Pull out from the material below all lines with "object".
━━━ Information provided ━━━
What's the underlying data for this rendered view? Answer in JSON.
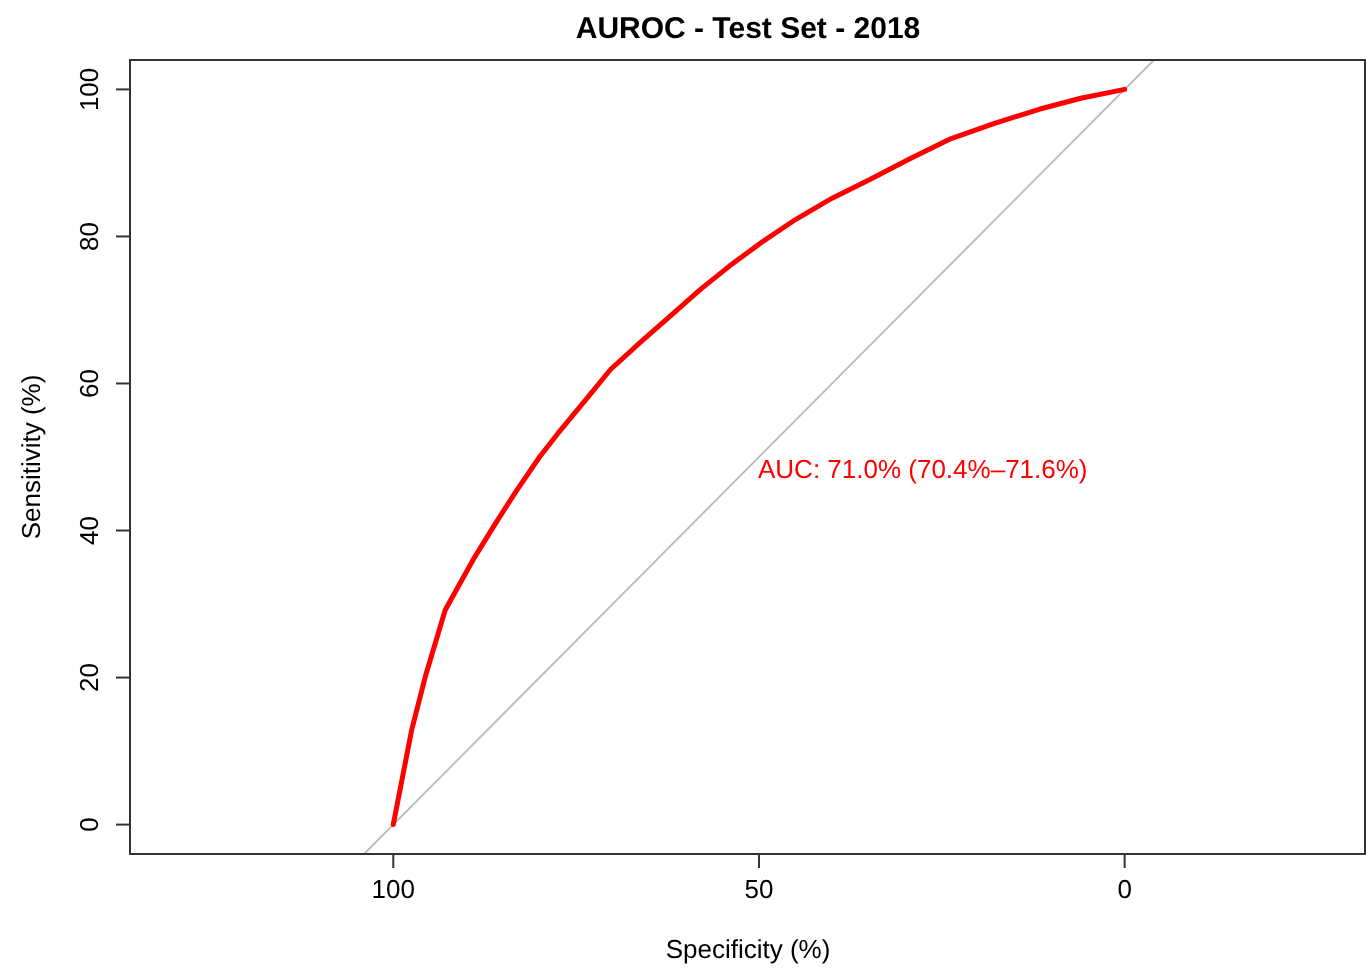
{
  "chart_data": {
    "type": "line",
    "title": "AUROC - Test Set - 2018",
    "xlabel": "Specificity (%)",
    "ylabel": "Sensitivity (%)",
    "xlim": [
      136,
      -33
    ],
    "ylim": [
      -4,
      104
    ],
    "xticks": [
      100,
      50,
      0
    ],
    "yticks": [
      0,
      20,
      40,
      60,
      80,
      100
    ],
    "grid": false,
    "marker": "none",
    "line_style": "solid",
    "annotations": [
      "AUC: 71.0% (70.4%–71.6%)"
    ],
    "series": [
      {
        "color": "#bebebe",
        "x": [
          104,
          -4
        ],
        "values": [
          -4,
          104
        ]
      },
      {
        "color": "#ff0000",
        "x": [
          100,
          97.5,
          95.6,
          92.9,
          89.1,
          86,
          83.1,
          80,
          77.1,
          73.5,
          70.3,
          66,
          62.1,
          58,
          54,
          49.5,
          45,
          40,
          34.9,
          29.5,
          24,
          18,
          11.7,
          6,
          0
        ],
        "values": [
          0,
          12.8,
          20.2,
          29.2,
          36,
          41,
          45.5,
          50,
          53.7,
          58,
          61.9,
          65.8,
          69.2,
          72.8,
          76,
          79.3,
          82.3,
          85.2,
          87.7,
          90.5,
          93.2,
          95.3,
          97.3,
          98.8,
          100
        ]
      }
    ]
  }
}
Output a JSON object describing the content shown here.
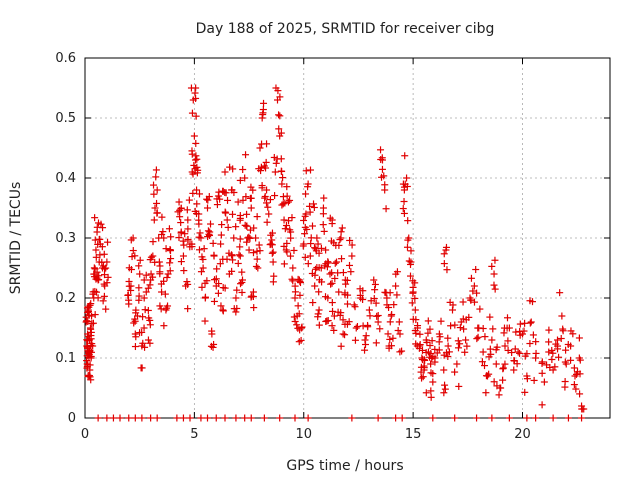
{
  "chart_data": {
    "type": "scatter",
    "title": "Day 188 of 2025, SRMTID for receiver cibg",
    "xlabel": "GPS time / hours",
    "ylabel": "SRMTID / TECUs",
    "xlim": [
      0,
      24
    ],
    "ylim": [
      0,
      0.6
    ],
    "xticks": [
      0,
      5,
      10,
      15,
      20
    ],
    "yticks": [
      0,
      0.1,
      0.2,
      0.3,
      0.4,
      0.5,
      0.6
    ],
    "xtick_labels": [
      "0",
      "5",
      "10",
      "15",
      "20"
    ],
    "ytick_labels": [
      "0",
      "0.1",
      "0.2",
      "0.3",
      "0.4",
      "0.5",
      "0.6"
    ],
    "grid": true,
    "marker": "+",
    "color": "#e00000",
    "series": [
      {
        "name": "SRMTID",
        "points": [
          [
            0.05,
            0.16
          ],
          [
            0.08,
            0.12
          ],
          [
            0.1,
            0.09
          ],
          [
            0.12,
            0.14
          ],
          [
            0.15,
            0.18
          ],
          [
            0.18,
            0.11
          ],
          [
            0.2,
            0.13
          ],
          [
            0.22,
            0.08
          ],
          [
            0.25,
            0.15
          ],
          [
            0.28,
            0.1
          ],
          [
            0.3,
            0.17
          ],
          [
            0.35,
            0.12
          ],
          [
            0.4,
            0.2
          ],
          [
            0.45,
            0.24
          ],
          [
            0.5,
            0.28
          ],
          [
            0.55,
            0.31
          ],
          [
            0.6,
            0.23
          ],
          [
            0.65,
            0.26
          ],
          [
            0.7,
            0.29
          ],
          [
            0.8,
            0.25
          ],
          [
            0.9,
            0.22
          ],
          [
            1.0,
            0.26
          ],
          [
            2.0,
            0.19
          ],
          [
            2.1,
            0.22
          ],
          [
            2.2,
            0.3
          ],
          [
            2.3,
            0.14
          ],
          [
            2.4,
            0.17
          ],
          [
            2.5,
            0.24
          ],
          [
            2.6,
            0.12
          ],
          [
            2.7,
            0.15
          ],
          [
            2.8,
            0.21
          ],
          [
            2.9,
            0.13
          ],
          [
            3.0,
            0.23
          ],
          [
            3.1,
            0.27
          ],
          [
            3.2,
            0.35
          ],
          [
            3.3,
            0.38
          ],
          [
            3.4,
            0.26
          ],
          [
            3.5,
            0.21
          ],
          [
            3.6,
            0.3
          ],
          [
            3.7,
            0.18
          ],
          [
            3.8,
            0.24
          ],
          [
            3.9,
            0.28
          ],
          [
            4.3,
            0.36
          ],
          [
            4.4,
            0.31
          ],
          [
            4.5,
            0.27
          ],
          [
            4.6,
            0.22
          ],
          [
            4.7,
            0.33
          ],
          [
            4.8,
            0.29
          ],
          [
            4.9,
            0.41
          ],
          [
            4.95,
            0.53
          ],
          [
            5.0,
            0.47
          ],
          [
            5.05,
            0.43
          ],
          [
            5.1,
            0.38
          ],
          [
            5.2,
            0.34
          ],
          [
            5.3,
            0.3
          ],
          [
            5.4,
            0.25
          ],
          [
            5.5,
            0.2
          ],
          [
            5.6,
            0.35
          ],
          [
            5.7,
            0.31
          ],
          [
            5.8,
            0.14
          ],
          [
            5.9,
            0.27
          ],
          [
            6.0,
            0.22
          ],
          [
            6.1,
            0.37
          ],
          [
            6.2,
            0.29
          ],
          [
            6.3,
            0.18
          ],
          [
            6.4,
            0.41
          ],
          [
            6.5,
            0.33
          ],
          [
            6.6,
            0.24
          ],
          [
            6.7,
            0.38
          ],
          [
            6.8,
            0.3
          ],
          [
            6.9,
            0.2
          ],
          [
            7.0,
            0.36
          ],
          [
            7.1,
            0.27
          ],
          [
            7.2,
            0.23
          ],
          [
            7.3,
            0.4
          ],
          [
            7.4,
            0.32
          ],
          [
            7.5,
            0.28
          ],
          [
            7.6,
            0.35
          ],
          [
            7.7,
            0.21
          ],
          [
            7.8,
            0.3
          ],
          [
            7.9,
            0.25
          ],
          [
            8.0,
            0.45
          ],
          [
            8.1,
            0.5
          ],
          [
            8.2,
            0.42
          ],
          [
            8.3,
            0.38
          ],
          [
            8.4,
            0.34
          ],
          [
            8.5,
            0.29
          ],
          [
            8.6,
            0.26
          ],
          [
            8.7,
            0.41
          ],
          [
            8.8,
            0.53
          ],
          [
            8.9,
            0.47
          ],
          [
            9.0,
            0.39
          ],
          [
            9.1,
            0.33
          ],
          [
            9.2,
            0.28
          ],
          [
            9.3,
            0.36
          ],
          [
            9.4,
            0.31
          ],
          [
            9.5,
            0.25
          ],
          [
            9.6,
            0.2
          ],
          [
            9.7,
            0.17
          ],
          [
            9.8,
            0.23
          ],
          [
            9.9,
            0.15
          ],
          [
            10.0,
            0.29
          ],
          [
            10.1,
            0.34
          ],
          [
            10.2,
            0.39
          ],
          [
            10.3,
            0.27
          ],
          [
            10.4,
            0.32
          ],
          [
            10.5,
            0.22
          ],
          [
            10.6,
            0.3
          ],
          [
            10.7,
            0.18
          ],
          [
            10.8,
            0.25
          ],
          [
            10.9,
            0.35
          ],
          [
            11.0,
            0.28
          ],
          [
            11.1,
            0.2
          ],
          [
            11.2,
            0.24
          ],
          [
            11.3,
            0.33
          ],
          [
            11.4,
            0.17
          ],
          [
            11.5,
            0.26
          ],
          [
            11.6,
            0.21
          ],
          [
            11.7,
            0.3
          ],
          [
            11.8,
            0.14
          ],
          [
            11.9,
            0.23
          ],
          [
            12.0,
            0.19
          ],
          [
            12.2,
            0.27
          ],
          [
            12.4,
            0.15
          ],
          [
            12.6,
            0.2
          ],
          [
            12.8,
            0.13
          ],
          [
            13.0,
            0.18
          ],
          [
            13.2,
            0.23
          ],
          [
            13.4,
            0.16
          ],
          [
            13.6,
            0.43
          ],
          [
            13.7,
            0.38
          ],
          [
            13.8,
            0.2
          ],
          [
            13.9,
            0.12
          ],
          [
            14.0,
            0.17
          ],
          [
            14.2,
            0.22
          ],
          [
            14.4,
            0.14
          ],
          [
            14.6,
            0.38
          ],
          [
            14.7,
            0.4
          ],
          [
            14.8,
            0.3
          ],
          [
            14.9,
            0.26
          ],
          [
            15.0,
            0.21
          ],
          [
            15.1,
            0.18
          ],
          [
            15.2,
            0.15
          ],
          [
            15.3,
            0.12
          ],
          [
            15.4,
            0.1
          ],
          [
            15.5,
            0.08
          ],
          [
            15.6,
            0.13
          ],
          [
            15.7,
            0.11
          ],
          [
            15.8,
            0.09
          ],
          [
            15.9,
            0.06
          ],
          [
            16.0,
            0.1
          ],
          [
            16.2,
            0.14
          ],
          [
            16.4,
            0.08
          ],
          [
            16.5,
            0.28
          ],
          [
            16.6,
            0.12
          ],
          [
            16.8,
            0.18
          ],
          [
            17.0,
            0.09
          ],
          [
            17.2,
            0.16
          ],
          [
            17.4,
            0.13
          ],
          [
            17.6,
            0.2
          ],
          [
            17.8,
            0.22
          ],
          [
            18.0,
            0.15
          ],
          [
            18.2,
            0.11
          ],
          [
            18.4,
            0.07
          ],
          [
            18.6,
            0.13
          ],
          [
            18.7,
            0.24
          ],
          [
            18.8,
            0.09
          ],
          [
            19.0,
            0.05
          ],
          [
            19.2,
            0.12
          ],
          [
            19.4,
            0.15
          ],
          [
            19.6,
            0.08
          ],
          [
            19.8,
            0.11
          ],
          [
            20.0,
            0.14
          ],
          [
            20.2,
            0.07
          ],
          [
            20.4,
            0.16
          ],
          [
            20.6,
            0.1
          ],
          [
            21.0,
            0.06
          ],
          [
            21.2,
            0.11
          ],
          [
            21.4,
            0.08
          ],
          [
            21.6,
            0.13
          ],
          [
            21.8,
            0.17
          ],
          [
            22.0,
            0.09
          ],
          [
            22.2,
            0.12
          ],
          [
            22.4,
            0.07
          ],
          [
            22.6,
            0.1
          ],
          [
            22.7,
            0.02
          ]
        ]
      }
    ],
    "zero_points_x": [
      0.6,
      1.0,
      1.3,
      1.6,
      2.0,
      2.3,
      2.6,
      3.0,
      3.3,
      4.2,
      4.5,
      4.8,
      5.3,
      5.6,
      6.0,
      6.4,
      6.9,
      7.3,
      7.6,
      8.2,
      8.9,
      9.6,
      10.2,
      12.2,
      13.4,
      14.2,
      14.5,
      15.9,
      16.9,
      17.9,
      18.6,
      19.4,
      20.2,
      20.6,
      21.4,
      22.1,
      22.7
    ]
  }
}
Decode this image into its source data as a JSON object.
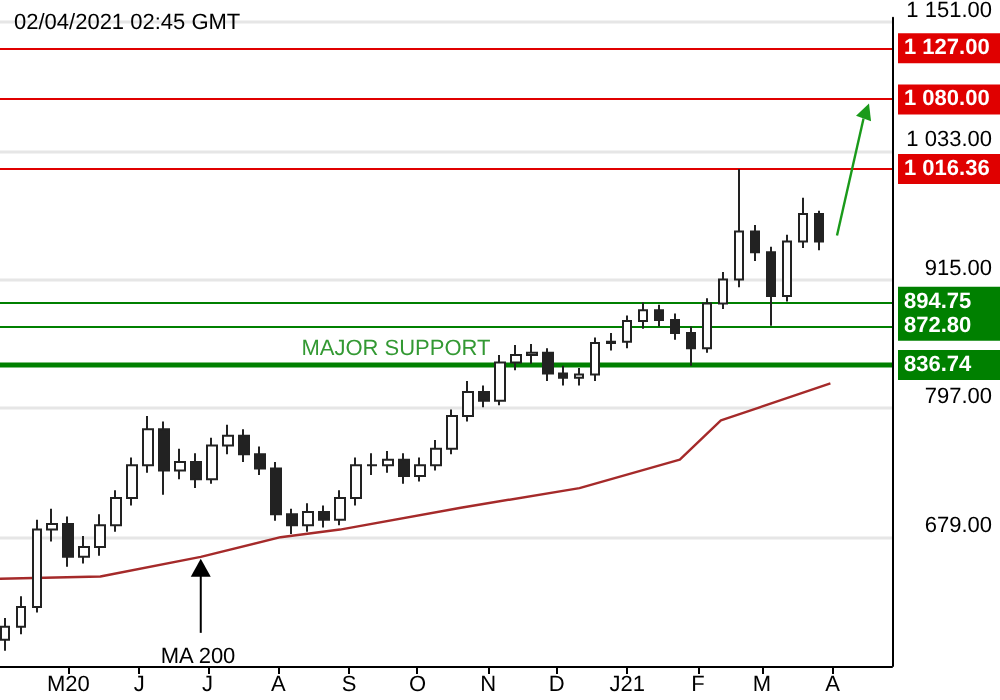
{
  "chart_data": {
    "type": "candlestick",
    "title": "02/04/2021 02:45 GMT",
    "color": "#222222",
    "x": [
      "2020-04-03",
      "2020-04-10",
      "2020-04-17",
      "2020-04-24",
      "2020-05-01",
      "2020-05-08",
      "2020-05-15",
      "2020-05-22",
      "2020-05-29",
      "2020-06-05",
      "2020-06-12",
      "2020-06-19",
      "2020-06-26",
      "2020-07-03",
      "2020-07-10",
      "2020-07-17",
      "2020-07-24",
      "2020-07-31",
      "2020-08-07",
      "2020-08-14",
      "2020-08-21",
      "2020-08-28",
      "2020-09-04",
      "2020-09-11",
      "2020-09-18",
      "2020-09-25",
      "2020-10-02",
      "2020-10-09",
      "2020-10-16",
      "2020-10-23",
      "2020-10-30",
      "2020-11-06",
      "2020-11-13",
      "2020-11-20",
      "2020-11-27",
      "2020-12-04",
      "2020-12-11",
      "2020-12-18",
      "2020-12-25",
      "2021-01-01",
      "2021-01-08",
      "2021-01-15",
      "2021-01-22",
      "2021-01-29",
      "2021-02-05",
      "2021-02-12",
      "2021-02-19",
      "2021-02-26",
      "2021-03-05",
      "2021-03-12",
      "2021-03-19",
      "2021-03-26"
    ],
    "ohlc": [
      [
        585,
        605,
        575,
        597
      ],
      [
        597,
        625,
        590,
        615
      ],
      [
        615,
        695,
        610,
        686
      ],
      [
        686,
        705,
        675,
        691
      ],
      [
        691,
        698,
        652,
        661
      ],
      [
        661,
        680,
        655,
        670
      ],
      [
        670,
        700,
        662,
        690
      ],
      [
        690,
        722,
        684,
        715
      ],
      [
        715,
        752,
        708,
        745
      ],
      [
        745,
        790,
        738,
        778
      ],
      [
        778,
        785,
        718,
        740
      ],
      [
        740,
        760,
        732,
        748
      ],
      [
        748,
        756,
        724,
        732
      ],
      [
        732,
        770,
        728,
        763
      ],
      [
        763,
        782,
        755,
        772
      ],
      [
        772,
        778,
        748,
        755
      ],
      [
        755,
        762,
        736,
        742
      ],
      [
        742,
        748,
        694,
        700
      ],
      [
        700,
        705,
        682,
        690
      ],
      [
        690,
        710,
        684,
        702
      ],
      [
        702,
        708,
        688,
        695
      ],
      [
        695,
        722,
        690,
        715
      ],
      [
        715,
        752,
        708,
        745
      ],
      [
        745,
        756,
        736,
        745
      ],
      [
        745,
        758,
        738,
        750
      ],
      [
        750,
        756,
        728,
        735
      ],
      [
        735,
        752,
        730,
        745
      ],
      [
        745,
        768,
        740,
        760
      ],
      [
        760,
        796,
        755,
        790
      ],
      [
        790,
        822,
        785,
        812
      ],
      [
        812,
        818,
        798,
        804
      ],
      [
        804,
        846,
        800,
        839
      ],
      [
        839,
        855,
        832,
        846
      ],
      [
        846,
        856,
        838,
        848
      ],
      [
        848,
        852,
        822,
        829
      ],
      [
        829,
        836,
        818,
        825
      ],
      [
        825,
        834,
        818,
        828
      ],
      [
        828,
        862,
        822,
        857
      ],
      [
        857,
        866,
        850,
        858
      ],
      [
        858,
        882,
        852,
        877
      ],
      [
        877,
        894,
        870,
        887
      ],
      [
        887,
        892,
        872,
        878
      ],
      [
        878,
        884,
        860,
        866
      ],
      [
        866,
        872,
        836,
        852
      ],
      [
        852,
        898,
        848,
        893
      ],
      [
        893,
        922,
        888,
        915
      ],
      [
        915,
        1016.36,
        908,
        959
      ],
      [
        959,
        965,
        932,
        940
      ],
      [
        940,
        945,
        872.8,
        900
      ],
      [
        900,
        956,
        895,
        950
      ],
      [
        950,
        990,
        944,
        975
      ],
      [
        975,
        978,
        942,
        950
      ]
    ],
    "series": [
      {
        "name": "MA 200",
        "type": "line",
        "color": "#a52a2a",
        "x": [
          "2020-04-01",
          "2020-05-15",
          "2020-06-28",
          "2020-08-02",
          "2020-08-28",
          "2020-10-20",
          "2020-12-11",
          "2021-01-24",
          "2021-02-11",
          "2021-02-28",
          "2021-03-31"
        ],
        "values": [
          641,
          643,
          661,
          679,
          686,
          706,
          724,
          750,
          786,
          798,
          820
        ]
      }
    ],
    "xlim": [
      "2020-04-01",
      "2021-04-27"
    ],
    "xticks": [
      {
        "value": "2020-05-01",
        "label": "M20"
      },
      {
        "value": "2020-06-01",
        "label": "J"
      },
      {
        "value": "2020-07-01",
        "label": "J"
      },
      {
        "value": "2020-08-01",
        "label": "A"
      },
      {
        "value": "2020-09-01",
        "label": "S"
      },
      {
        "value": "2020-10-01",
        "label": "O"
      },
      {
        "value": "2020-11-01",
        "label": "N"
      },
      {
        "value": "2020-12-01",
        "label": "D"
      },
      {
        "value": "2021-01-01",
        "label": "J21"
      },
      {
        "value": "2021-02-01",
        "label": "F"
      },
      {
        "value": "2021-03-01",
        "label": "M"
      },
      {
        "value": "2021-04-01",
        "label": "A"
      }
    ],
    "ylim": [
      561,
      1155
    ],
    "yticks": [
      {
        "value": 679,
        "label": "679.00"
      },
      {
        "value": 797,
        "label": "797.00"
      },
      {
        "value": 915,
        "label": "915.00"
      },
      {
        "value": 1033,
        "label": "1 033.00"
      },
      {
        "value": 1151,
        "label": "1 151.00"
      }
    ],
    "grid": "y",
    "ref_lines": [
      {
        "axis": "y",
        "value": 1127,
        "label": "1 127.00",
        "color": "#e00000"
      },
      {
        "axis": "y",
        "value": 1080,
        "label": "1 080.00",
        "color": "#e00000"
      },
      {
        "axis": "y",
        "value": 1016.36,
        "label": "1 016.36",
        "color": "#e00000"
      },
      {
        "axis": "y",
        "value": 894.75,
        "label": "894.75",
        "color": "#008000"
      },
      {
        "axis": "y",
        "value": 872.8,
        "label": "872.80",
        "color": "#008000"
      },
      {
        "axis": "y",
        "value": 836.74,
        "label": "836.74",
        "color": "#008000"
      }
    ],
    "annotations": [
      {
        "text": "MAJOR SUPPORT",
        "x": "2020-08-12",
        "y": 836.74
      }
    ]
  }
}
━━━
* **Response below**
Output a JSON object describing the content shown here.
Decode this image into its source data as a JSON object.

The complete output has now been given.